-- BEGIN PASSAGE TO READ --

Barbara died in 2001, leaving a significant vacant space in many of our hearts.

After college, Butch married Judy Kobarg whose family emigrated from Germany to Galveston in the early 1900s.

Carl Johannes Kobarg became a delivery man for the famous grocer, Peter Gengler. Anna Bilkernroth, who came to Galveston in 1904, became the personal assistant and cook for Mrs. Waverly Smith.

Carl and Anna met when he delivered groceries to the Smith’s home. The romance blossomed and when they announced their engagement, Mrs. Smith was so pleased that she took Anna to New York by steamer ship so that she could buy Anna a wedding dress.

Within a decade or so, the Carl Kobargs owned a major island dairy. My family bought fresh milk from them for years at their downtown Market Street store.

Butch and Judy’s son, Mark, graduated from the maritime academy at Texas A&M, and he married another maritime graduate, Jennifer Beck from Midlothian.

They now live, along with son, Drew, in the home that W.A. Kelso, Jr. and Sr. had built for Drew’s great-grandparents.

-- END PASSAGE TO READ --
-- BEGIN MATERIAL SHOWN --

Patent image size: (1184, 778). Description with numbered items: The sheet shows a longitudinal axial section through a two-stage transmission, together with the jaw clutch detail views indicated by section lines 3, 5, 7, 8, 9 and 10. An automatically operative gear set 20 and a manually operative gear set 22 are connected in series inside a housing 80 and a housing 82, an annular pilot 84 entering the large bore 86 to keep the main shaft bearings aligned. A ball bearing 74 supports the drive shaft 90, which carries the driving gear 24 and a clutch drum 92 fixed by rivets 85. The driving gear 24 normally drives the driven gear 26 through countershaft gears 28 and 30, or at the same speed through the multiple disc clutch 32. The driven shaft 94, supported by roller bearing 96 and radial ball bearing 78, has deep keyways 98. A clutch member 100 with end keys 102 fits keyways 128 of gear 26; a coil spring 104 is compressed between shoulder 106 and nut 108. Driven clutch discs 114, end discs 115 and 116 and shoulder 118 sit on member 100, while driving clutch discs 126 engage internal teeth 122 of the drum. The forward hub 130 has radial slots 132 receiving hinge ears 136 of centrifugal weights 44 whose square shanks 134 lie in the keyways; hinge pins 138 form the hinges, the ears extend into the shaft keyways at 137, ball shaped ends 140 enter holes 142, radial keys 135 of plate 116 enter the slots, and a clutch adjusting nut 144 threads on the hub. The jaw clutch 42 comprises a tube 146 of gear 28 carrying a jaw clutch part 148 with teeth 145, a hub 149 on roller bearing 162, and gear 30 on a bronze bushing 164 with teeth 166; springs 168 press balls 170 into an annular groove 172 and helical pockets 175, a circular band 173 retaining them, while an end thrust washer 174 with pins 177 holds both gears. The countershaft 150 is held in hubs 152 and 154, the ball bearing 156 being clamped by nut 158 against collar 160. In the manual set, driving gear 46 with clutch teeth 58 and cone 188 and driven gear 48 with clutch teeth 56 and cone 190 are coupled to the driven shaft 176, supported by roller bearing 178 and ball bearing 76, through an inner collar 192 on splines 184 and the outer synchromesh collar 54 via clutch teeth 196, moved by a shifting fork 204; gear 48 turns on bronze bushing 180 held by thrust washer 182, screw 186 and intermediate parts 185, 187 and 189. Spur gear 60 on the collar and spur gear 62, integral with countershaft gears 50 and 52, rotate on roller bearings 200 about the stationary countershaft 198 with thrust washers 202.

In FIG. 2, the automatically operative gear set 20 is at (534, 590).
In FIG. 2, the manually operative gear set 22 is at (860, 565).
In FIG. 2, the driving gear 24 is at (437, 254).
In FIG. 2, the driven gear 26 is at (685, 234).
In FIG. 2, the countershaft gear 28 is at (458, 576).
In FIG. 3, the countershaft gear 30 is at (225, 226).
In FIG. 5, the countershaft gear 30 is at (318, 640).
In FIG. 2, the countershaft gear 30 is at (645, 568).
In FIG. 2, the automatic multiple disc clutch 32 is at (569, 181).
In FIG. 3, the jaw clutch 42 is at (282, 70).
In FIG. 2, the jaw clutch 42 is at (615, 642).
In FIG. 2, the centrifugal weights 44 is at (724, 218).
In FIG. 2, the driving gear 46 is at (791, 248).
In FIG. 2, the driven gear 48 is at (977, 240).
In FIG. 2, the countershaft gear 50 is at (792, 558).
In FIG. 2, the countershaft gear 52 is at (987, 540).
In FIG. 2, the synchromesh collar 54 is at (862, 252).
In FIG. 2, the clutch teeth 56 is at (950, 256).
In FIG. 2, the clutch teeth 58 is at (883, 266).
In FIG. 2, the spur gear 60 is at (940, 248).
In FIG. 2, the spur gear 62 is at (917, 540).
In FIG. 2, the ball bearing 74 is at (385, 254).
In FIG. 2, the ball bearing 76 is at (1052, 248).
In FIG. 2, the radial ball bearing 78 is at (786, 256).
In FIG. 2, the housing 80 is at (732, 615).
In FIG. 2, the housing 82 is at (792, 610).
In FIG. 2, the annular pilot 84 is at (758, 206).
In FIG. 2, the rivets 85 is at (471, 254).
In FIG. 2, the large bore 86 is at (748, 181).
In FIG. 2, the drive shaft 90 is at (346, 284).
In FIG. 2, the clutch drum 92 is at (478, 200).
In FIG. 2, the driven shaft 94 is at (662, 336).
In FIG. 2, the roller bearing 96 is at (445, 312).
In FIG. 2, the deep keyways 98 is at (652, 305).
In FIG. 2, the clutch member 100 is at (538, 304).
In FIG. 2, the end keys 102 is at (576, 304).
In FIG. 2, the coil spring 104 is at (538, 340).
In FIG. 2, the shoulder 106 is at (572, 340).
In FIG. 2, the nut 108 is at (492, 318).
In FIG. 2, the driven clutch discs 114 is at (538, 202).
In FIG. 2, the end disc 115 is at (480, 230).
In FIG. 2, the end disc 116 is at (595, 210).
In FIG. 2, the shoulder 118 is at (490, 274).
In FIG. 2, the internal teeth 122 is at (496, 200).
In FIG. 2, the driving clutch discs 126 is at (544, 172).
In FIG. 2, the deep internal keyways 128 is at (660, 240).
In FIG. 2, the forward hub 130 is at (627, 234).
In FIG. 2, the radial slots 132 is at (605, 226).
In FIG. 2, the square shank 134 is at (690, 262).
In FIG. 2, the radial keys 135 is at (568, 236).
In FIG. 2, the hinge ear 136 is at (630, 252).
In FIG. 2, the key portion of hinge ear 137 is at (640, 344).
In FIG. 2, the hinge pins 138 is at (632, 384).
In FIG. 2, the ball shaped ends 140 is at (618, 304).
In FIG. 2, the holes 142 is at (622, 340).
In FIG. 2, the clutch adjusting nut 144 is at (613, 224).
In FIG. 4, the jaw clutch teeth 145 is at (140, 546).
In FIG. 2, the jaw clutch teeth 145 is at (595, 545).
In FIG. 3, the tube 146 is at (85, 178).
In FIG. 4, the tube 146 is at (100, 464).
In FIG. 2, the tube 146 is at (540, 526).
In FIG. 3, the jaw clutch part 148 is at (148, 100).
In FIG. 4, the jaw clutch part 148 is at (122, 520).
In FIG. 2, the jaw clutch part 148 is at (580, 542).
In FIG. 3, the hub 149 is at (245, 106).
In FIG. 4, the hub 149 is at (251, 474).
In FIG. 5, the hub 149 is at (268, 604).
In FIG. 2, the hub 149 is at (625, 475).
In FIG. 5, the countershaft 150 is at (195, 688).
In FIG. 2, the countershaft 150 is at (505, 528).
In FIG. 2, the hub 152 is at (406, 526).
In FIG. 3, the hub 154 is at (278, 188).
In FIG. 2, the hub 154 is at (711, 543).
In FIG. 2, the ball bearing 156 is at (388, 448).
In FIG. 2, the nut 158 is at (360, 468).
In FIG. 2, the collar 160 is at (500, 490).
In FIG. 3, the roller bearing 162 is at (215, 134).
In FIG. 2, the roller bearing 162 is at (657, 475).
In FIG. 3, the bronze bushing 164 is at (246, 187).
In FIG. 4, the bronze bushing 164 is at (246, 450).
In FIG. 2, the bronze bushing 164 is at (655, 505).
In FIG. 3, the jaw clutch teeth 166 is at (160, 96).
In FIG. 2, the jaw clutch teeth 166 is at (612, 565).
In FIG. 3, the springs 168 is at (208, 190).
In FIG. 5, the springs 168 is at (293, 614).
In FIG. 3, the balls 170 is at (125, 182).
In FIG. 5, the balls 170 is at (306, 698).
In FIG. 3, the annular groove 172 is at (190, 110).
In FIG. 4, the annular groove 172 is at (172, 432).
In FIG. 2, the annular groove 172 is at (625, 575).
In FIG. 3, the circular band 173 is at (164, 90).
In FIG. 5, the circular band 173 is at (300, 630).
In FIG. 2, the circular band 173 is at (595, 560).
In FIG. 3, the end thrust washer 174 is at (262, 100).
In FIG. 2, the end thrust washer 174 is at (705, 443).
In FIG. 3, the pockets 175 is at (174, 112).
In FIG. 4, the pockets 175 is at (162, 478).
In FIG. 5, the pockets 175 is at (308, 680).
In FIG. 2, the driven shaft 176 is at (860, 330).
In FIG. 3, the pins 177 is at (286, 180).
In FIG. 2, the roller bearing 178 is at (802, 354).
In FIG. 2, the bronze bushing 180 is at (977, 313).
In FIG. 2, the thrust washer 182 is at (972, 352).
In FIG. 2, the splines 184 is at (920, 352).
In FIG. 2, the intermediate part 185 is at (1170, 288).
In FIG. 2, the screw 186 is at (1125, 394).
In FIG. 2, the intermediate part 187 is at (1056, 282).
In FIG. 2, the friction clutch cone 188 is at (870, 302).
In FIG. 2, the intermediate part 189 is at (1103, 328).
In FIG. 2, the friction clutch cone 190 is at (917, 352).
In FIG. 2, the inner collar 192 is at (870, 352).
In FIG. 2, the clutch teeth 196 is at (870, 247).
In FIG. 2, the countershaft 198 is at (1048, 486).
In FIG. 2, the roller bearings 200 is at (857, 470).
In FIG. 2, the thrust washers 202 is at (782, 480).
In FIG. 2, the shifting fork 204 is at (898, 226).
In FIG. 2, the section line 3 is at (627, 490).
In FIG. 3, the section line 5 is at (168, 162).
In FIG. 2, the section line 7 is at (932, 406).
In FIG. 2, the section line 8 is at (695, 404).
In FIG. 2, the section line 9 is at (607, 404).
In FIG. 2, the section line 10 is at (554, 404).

-- END MATERIAL SHOWN --

EXERCISE:
Render this sentence from the family history passage into Spanish: "Carl Johannes Kobarg became a delivery man for the famous grocer, Peter Gengler."

ANSWER TO THE EXERCISE:
Carl Johannes Kobarg se convirtió en repartidor del famoso tendero Peter Gengler.